___ Working data ___

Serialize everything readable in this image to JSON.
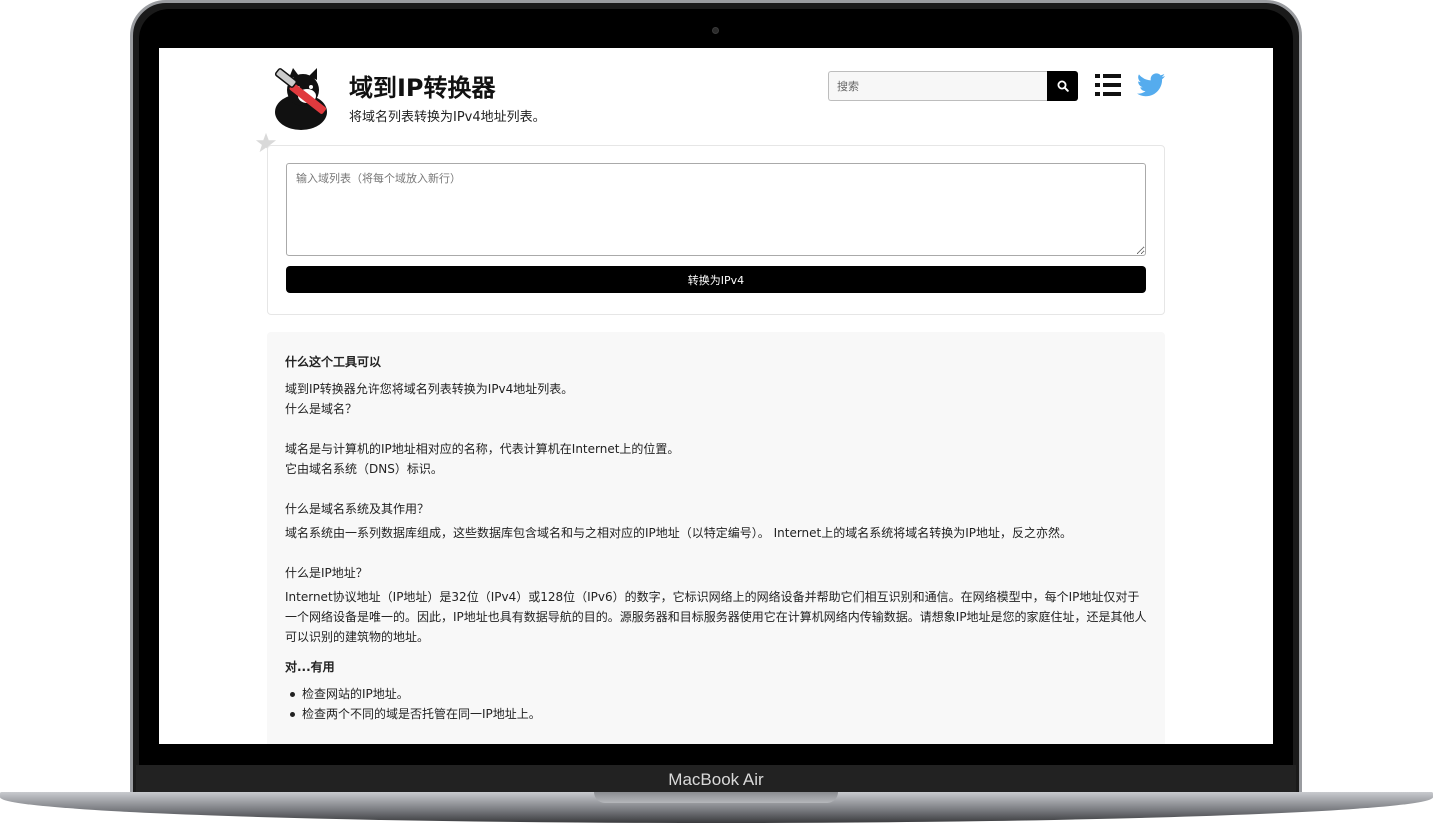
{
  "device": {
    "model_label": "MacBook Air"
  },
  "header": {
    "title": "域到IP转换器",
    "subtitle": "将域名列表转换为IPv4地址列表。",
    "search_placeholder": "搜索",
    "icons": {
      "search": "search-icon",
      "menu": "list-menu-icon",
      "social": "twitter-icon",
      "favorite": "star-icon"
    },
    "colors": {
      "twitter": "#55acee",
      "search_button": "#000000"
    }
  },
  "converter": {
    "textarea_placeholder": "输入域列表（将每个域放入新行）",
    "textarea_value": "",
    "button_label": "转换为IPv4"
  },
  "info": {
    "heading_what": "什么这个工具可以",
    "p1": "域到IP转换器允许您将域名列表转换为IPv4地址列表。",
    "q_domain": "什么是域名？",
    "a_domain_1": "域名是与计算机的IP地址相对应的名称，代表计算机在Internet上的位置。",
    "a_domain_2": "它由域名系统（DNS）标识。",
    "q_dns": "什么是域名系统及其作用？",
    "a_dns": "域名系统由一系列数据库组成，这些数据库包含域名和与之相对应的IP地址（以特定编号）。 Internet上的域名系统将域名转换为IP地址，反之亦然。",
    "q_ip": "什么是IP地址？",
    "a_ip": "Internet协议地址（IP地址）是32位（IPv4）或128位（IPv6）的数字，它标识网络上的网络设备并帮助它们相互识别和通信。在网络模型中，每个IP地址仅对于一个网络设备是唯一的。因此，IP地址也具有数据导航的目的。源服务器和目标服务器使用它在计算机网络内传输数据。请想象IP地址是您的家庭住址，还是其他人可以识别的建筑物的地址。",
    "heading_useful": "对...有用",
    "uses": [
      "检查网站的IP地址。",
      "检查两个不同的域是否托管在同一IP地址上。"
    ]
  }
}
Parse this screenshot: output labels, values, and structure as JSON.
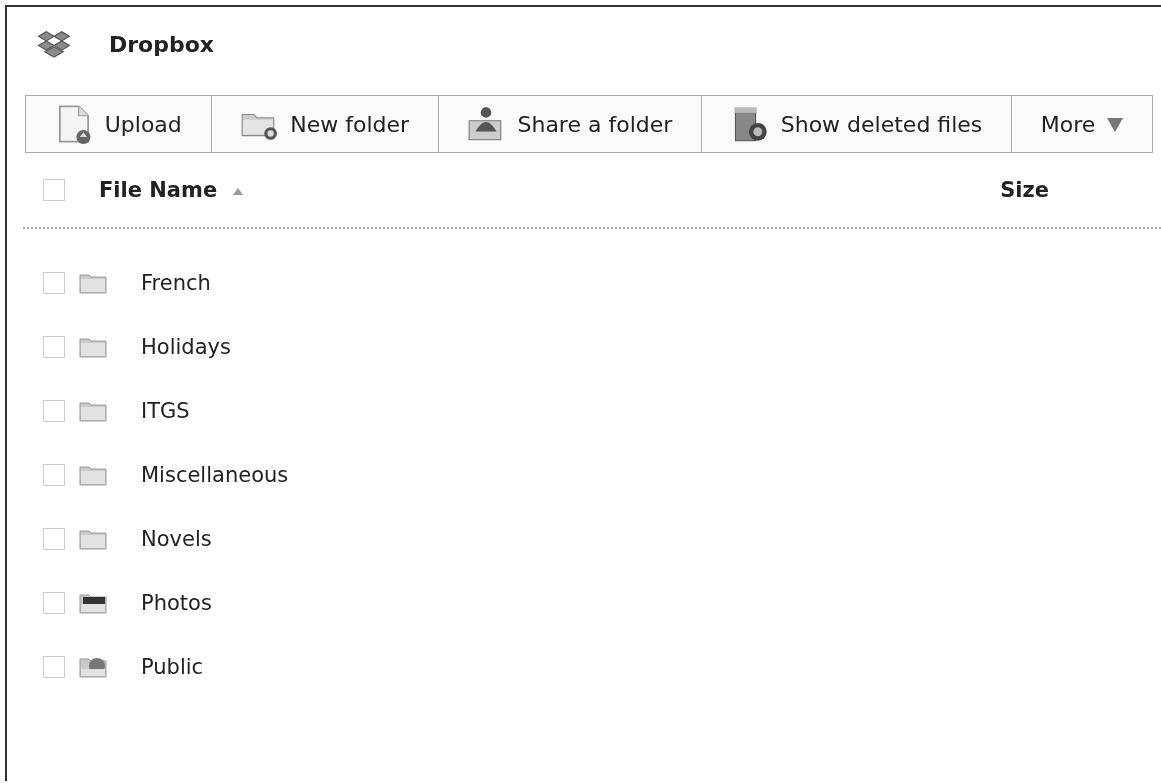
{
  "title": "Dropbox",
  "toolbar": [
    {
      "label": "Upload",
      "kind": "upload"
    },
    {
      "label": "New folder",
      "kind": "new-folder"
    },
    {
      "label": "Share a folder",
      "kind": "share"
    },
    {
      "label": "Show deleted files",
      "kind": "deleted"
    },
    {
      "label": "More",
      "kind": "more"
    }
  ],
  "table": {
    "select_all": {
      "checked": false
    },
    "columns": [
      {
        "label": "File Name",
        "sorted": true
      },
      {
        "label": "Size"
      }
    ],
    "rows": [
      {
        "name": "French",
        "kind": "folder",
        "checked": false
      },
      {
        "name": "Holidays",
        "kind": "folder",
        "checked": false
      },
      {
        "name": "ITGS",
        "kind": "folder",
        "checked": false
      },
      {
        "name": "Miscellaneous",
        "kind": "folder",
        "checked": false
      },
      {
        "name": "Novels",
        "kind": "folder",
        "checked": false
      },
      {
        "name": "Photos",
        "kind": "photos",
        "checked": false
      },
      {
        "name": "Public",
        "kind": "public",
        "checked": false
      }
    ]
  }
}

___

= Task statement =
Write out the records above exactly as they appear, leaving out any pictures.

= Task answer =
Serialize everything readable in this image to JSON.
{
  "device": {
    "model_label": "MacBook Air"
  },
  "header": {
    "title": "域到IP转换器",
    "subtitle": "将域名列表转换为IPv4地址列表。",
    "search_placeholder": "搜索",
    "icons": {
      "search": "search-icon",
      "menu": "list-menu-icon",
      "social": "twitter-icon",
      "favorite": "star-icon"
    },
    "colors": {
      "twitter": "#55acee",
      "search_button": "#000000"
    }
  },
  "converter": {
    "textarea_placeholder": "输入域列表（将每个域放入新行）",
    "textarea_value": "",
    "button_label": "转换为IPv4"
  },
  "info": {
    "heading_what": "什么这个工具可以",
    "p1": "域到IP转换器允许您将域名列表转换为IPv4地址列表。",
    "q_domain": "什么是域名？",
    "a_domain_1": "域名是与计算机的IP地址相对应的名称，代表计算机在Internet上的位置。",
    "a_domain_2": "它由域名系统（DNS）标识。",
    "q_dns": "什么是域名系统及其作用？",
    "a_dns": "域名系统由一系列数据库组成，这些数据库包含域名和与之相对应的IP地址（以特定编号）。 Internet上的域名系统将域名转换为IP地址，反之亦然。",
    "q_ip": "什么是IP地址？",
    "a_ip": "Internet协议地址（IP地址）是32位（IPv4）或128位（IPv6）的数字，它标识网络上的网络设备并帮助它们相互识别和通信。在网络模型中，每个IP地址仅对于一个网络设备是唯一的。因此，IP地址也具有数据导航的目的。源服务器和目标服务器使用它在计算机网络内传输数据。请想象IP地址是您的家庭住址，还是其他人可以识别的建筑物的地址。",
    "heading_useful": "对...有用",
    "uses": [
      "检查网站的IP地址。",
      "检查两个不同的域是否托管在同一IP地址上。"
    ]
  }
}
Parse this screenshot: output labels, values, and structure as JSON.
{
  "title": "Dropbox",
  "toolbar": [
    {
      "label": "Upload",
      "kind": "upload"
    },
    {
      "label": "New folder",
      "kind": "new-folder"
    },
    {
      "label": "Share a folder",
      "kind": "share"
    },
    {
      "label": "Show deleted files",
      "kind": "deleted"
    },
    {
      "label": "More",
      "kind": "more"
    }
  ],
  "table": {
    "select_all": {
      "checked": false
    },
    "columns": [
      {
        "label": "File Name",
        "sorted": true
      },
      {
        "label": "Size"
      }
    ],
    "rows": [
      {
        "name": "French",
        "kind": "folder",
        "checked": false
      },
      {
        "name": "Holidays",
        "kind": "folder",
        "checked": false
      },
      {
        "name": "ITGS",
        "kind": "folder",
        "checked": false
      },
      {
        "name": "Miscellaneous",
        "kind": "folder",
        "checked": false
      },
      {
        "name": "Novels",
        "kind": "folder",
        "checked": false
      },
      {
        "name": "Photos",
        "kind": "photos",
        "checked": false
      },
      {
        "name": "Public",
        "kind": "public",
        "checked": false
      }
    ]
  }
}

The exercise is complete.